--- Start of RECORDS FOR THIS EXERCISE ---

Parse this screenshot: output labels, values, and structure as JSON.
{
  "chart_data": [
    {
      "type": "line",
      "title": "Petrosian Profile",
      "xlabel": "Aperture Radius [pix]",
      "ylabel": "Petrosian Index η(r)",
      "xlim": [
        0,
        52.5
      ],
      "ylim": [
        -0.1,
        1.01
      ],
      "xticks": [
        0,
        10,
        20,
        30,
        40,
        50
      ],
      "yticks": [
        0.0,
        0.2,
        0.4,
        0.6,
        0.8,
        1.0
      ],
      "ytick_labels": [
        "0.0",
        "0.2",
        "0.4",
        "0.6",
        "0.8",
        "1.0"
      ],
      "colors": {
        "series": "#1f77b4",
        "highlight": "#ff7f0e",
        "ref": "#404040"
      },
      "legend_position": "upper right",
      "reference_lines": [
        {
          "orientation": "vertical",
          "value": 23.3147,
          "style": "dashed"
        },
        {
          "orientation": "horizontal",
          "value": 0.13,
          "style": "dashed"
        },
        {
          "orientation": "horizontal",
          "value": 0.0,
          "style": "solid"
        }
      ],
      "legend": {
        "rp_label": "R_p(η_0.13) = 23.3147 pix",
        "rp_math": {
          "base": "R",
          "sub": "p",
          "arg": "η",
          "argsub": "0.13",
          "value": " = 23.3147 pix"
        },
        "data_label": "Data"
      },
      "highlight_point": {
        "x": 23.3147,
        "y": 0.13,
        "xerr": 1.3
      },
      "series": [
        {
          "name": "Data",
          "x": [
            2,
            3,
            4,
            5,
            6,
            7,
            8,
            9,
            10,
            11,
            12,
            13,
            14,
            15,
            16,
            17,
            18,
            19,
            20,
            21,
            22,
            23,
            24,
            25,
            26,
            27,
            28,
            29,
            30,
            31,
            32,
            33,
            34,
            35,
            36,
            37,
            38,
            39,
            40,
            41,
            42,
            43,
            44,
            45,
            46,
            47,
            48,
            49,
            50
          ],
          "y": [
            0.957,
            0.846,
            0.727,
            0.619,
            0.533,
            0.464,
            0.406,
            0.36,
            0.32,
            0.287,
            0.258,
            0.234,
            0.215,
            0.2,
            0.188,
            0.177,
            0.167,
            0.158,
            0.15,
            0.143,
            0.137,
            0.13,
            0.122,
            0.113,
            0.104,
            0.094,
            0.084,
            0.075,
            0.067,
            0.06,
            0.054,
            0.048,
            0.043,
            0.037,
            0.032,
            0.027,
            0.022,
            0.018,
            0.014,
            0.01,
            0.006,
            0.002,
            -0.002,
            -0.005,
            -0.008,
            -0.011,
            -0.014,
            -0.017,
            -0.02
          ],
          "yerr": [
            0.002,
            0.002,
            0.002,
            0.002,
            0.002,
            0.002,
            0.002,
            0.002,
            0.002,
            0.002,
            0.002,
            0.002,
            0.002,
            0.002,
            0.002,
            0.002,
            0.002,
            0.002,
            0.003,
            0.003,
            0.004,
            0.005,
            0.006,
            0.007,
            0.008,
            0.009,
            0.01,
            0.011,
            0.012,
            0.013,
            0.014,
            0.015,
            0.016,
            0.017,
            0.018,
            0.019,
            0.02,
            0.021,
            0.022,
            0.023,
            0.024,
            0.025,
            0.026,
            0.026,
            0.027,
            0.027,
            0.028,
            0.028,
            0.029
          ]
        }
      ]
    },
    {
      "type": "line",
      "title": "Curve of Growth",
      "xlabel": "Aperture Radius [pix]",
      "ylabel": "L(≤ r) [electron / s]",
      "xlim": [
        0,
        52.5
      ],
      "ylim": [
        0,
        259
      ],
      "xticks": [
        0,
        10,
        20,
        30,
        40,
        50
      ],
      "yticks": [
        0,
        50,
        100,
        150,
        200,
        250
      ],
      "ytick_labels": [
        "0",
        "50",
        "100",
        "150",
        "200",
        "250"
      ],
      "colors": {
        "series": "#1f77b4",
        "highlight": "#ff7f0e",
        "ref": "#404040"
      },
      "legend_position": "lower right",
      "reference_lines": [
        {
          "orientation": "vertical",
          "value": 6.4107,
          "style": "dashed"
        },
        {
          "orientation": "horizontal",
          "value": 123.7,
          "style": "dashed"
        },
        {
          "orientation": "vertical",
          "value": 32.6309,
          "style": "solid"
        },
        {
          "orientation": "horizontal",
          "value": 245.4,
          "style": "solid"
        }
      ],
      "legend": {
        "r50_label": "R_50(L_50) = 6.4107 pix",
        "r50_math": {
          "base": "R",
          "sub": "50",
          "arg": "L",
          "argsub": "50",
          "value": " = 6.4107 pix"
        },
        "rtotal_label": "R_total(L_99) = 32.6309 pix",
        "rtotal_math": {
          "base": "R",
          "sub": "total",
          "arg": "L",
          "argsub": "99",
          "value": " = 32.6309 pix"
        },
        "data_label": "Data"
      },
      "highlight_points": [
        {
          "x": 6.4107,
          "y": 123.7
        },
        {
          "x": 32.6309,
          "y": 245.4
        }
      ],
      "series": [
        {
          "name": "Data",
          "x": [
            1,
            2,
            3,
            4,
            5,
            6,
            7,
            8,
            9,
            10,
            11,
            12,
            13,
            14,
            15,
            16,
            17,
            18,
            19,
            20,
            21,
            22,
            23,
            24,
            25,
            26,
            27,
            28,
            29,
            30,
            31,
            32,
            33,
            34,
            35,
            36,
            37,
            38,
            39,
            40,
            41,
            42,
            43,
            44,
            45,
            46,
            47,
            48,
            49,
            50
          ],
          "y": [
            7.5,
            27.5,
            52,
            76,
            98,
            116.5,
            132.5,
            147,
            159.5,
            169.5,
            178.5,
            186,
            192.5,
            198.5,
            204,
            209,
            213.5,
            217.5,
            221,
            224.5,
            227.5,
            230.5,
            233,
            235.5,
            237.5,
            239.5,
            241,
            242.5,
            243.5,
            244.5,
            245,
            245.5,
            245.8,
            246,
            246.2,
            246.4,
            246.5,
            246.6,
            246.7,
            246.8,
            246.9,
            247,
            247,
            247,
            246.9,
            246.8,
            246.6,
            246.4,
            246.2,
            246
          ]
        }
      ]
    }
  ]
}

--- End of RECORDS FOR THIS EXERCISE ---

--- WHAT THE TASK REQUIRES ---
Print the listing above in its entirety, with every line exact.

--- TASK OUTPUT ---
Parse this screenshot: output labels, values, and structure as JSON.
{
  "chart_data": [
    {
      "type": "line",
      "title": "Petrosian Profile",
      "xlabel": "Aperture Radius [pix]",
      "ylabel": "Petrosian Index η(r)",
      "xlim": [
        0,
        52.5
      ],
      "ylim": [
        -0.1,
        1.01
      ],
      "xticks": [
        0,
        10,
        20,
        30,
        40,
        50
      ],
      "yticks": [
        0.0,
        0.2,
        0.4,
        0.6,
        0.8,
        1.0
      ],
      "ytick_labels": [
        "0.0",
        "0.2",
        "0.4",
        "0.6",
        "0.8",
        "1.0"
      ],
      "colors": {
        "series": "#1f77b4",
        "highlight": "#ff7f0e",
        "ref": "#404040"
      },
      "legend_position": "upper right",
      "reference_lines": [
        {
          "orientation": "vertical",
          "value": 23.3147,
          "style": "dashed"
        },
        {
          "orientation": "horizontal",
          "value": 0.13,
          "style": "dashed"
        },
        {
          "orientation": "horizontal",
          "value": 0.0,
          "style": "solid"
        }
      ],
      "legend": {
        "rp_label": "R_p(η_0.13) = 23.3147 pix",
        "rp_math": {
          "base": "R",
          "sub": "p",
          "arg": "η",
          "argsub": "0.13",
          "value": " = 23.3147 pix"
        },
        "data_label": "Data"
      },
      "highlight_point": {
        "x": 23.3147,
        "y": 0.13,
        "xerr": 1.3
      },
      "series": [
        {
          "name": "Data",
          "x": [
            2,
            3,
            4,
            5,
            6,
            7,
            8,
            9,
            10,
            11,
            12,
            13,
            14,
            15,
            16,
            17,
            18,
            19,
            20,
            21,
            22,
            23,
            24,
            25,
            26,
            27,
            28,
            29,
            30,
            31,
            32,
            33,
            34,
            35,
            36,
            37,
            38,
            39,
            40,
            41,
            42,
            43,
            44,
            45,
            46,
            47,
            48,
            49,
            50
          ],
          "y": [
            0.957,
            0.846,
            0.727,
            0.619,
            0.533,
            0.464,
            0.406,
            0.36,
            0.32,
            0.287,
            0.258,
            0.234,
            0.215,
            0.2,
            0.188,
            0.177,
            0.167,
            0.158,
            0.15,
            0.143,
            0.137,
            0.13,
            0.122,
            0.113,
            0.104,
            0.094,
            0.084,
            0.075,
            0.067,
            0.06,
            0.054,
            0.048,
            0.043,
            0.037,
            0.032,
            0.027,
            0.022,
            0.018,
            0.014,
            0.01,
            0.006,
            0.002,
            -0.002,
            -0.005,
            -0.008,
            -0.011,
            -0.014,
            -0.017,
            -0.02
          ],
          "yerr": [
            0.002,
            0.002,
            0.002,
            0.002,
            0.002,
            0.002,
            0.002,
            0.002,
            0.002,
            0.002,
            0.002,
            0.002,
            0.002,
            0.002,
            0.002,
            0.002,
            0.002,
            0.002,
            0.003,
            0.003,
            0.004,
            0.005,
            0.006,
            0.007,
            0.008,
            0.009,
            0.01,
            0.011,
            0.012,
            0.013,
            0.014,
            0.015,
            0.016,
            0.017,
            0.018,
            0.019,
            0.02,
            0.021,
            0.022,
            0.023,
            0.024,
            0.025,
            0.026,
            0.026,
            0.027,
            0.027,
            0.028,
            0.028,
            0.029
          ]
        }
      ]
    },
    {
      "type": "line",
      "title": "Curve of Growth",
      "xlabel": "Aperture Radius [pix]",
      "ylabel": "L(≤ r) [electron / s]",
      "xlim": [
        0,
        52.5
      ],
      "ylim": [
        0,
        259
      ],
      "xticks": [
        0,
        10,
        20,
        30,
        40,
        50
      ],
      "yticks": [
        0,
        50,
        100,
        150,
        200,
        250
      ],
      "ytick_labels": [
        "0",
        "50",
        "100",
        "150",
        "200",
        "250"
      ],
      "colors": {
        "series": "#1f77b4",
        "highlight": "#ff7f0e",
        "ref": "#404040"
      },
      "legend_position": "lower right",
      "reference_lines": [
        {
          "orientation": "vertical",
          "value": 6.4107,
          "style": "dashed"
        },
        {
          "orientation": "horizontal",
          "value": 123.7,
          "style": "dashed"
        },
        {
          "orientation": "vertical",
          "value": 32.6309,
          "style": "solid"
        },
        {
          "orientation": "horizontal",
          "value": 245.4,
          "style": "solid"
        }
      ],
      "legend": {
        "r50_label": "R_50(L_50) = 6.4107 pix",
        "r50_math": {
          "base": "R",
          "sub": "50",
          "arg": "L",
          "argsub": "50",
          "value": " = 6.4107 pix"
        },
        "rtotal_label": "R_total(L_99) = 32.6309 pix",
        "rtotal_math": {
          "base": "R",
          "sub": "total",
          "arg": "L",
          "argsub": "99",
          "value": " = 32.6309 pix"
        },
        "data_label": "Data"
      },
      "highlight_points": [
        {
          "x": 6.4107,
          "y": 123.7
        },
        {
          "x": 32.6309,
          "y": 245.4
        }
      ],
      "series": [
        {
          "name": "Data",
          "x": [
            1,
            2,
            3,
            4,
            5,
            6,
            7,
            8,
            9,
            10,
            11,
            12,
            13,
            14,
            15,
            16,
            17,
            18,
            19,
            20,
            21,
            22,
            23,
            24,
            25,
            26,
            27,
            28,
            29,
            30,
            31,
            32,
            33,
            34,
            35,
            36,
            37,
            38,
            39,
            40,
            41,
            42,
            43,
            44,
            45,
            46,
            47,
            48,
            49,
            50
          ],
          "y": [
            7.5,
            27.5,
            52,
            76,
            98,
            116.5,
            132.5,
            147,
            159.5,
            169.5,
            178.5,
            186,
            192.5,
            198.5,
            204,
            209,
            213.5,
            217.5,
            221,
            224.5,
            227.5,
            230.5,
            233,
            235.5,
            237.5,
            239.5,
            241,
            242.5,
            243.5,
            244.5,
            245,
            245.5,
            245.8,
            246,
            246.2,
            246.4,
            246.5,
            246.6,
            246.7,
            246.8,
            246.9,
            247,
            247,
            247,
            246.9,
            246.8,
            246.6,
            246.4,
            246.2,
            246
          ]
        }
      ]
    }
  ]
}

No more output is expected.